[Given request]
Single out the lines of the material that contain "title" and copy them.

(Stored entries)
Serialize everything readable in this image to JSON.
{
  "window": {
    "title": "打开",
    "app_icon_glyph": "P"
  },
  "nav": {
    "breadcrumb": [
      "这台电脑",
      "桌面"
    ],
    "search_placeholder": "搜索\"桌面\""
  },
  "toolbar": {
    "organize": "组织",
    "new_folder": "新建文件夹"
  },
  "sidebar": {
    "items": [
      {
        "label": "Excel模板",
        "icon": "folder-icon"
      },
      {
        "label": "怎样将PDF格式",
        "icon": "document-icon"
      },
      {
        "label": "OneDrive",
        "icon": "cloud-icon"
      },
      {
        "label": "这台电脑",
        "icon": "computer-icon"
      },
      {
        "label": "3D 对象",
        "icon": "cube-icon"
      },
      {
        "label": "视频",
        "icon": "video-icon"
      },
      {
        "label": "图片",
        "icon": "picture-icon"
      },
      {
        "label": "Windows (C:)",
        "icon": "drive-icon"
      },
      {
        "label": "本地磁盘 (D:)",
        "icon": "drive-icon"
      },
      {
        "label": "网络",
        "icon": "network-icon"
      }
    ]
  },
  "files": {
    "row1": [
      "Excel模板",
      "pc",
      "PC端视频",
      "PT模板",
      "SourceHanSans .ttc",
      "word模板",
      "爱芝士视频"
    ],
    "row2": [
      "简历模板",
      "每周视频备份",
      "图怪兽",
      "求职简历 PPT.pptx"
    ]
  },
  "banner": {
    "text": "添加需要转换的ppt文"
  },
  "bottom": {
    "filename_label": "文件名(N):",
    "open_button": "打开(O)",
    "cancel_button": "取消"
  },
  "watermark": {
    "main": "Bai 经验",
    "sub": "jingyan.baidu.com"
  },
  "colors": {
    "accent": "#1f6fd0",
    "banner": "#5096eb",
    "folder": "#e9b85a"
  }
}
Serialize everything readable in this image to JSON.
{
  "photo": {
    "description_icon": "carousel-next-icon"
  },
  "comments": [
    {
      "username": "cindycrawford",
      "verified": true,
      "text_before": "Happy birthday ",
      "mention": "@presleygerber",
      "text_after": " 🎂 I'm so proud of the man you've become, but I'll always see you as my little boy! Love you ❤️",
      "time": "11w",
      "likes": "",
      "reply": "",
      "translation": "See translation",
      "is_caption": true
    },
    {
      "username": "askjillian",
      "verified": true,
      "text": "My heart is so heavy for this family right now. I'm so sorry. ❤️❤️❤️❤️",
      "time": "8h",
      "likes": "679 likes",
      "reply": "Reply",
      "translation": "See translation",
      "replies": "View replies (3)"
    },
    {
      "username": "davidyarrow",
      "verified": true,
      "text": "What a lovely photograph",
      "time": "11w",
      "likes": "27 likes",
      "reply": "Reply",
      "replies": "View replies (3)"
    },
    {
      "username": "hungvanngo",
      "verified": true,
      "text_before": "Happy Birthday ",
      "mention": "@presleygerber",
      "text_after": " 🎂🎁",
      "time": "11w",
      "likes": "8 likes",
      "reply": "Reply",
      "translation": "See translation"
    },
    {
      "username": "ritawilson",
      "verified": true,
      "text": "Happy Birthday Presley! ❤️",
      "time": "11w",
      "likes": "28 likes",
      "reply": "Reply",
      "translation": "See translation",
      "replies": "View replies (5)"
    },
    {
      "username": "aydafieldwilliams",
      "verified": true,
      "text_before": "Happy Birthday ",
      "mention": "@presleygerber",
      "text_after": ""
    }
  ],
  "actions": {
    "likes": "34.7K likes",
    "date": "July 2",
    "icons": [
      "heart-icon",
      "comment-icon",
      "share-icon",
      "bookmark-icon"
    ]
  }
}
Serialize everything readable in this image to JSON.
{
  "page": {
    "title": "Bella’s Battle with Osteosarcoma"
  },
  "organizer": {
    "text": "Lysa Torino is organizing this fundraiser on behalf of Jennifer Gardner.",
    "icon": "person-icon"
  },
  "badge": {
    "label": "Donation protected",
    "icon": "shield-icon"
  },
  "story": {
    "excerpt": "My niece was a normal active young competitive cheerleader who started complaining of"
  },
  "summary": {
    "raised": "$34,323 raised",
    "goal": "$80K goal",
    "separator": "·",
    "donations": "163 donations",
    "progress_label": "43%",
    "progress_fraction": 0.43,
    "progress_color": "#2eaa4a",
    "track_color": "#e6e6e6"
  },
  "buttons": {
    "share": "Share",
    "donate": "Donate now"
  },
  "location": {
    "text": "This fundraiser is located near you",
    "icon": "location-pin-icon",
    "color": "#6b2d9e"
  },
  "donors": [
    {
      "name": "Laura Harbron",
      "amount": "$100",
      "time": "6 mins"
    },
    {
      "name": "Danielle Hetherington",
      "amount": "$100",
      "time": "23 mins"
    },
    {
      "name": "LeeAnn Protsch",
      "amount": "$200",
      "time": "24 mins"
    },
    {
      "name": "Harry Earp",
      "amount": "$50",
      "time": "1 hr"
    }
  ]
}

[Solution for this task]
    "title": "打开",
    "title": "Bella’s Battle with Osteosarcoma"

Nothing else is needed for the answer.